* **INSTRUCTIONS FOR THE TASK**
Transcribe every entry word for word, but skip the images.

>> start GIVEN DATA

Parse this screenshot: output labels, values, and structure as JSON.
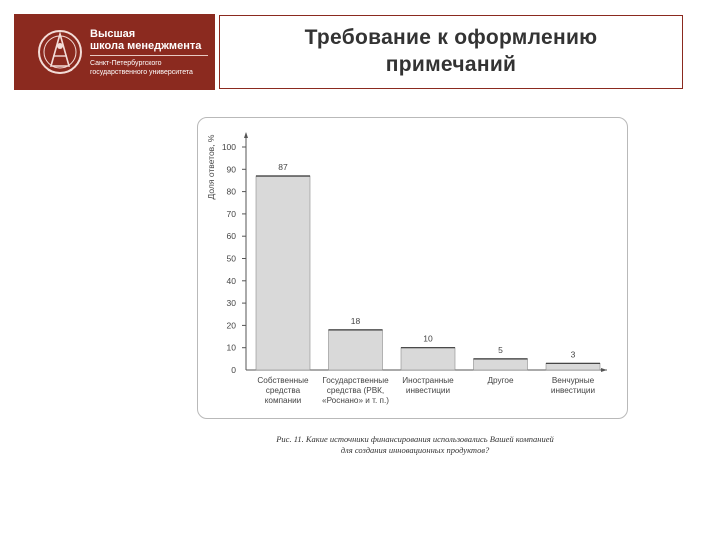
{
  "logo": {
    "line1": "Высшая",
    "line2": "школа менеджмента",
    "line3": "Санкт-Петербургского",
    "line4": "государственного университета",
    "colors": {
      "background": "#8b2a1f",
      "text": "#ffffff"
    }
  },
  "slide": {
    "title_line1": "Требование к оформлению",
    "title_line2": "примечаний"
  },
  "chart_data": {
    "type": "bar",
    "ylabel": "Доля ответов, %",
    "ylim": [
      0,
      100
    ],
    "yticks": [
      0,
      10,
      20,
      30,
      40,
      50,
      60,
      70,
      80,
      90,
      100
    ],
    "categories": [
      [
        "Собственные",
        "средства",
        "компании"
      ],
      [
        "Государственные",
        "средства (РВК,",
        "«Роснано» и т. п.)"
      ],
      [
        "Иностранные",
        "инвестиции"
      ],
      [
        "Другое"
      ],
      [
        "Венчурные",
        "инвестиции"
      ]
    ],
    "values": [
      87,
      18,
      10,
      5,
      3
    ],
    "bar_color": "#d9d9d9",
    "grid": false
  },
  "caption": {
    "line1": "Рис. 11. Какие источники финансирования использовались Вашей компанией",
    "line2": "для создания инновационных продуктов?"
  }
}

>> end GIVEN DATA

* **WRITTEN SOLUTION**
Parse this screenshot: output labels, values, and structure as JSON.
{
  "logo": {
    "line1": "Высшая",
    "line2": "школа менеджмента",
    "line3": "Санкт-Петербургского",
    "line4": "государственного университета",
    "colors": {
      "background": "#8b2a1f",
      "text": "#ffffff"
    }
  },
  "slide": {
    "title_line1": "Требование к оформлению",
    "title_line2": "примечаний"
  },
  "chart_data": {
    "type": "bar",
    "ylabel": "Доля ответов, %",
    "ylim": [
      0,
      100
    ],
    "yticks": [
      0,
      10,
      20,
      30,
      40,
      50,
      60,
      70,
      80,
      90,
      100
    ],
    "categories": [
      [
        "Собственные",
        "средства",
        "компании"
      ],
      [
        "Государственные",
        "средства (РВК,",
        "«Роснано» и т. п.)"
      ],
      [
        "Иностранные",
        "инвестиции"
      ],
      [
        "Другое"
      ],
      [
        "Венчурные",
        "инвестиции"
      ]
    ],
    "values": [
      87,
      18,
      10,
      5,
      3
    ],
    "bar_color": "#d9d9d9",
    "grid": false
  },
  "caption": {
    "line1": "Рис. 11. Какие источники финансирования использовались Вашей компанией",
    "line2": "для создания инновационных продуктов?"
  }
}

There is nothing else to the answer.